→ Exercise requirements:
Go through the listing and pick out each line with the word "icon" in it.
— BEGIN —
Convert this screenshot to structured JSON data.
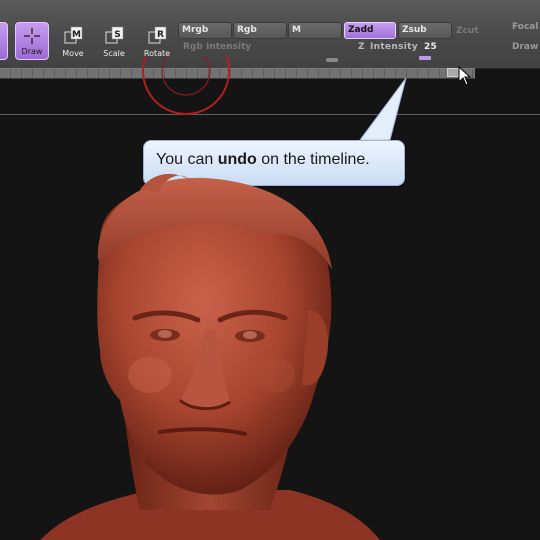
{
  "toolbar": {
    "tools": [
      {
        "label": "Draw",
        "active": true,
        "icon": "draw-icon"
      },
      {
        "label": "Move",
        "active": false,
        "icon": "move-icon"
      },
      {
        "label": "Scale",
        "active": false,
        "icon": "scale-icon"
      },
      {
        "label": "Rotate",
        "active": false,
        "icon": "rotate-icon"
      }
    ],
    "color_modes": [
      {
        "label": "Mrgb",
        "active": false
      },
      {
        "label": "Rgb",
        "active": false
      },
      {
        "label": "M",
        "active": false
      }
    ],
    "z_modes": [
      {
        "label": "Zadd",
        "active": true
      },
      {
        "label": "Zsub",
        "active": false
      },
      {
        "label": "Zcut",
        "active": false,
        "disabled": true
      }
    ],
    "rgb_intensity_label": "Rgb Intensity",
    "z_intensity": {
      "label": "Intensity",
      "value": "25"
    },
    "right_labels": [
      "Focal",
      "Draw"
    ]
  },
  "tooltip": {
    "prefix": "You can ",
    "bold": "undo",
    "suffix": " on the timeline."
  },
  "colors": {
    "accent": "#b388eb",
    "sculpt_material": "#a8452f",
    "tooltip_bg": "#dde9f9"
  }
}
— END —
→ Response to the task:
        "icon": "draw-icon"
        "icon": "move-icon"
        "icon": "scale-icon"
        "icon": "rotate-icon"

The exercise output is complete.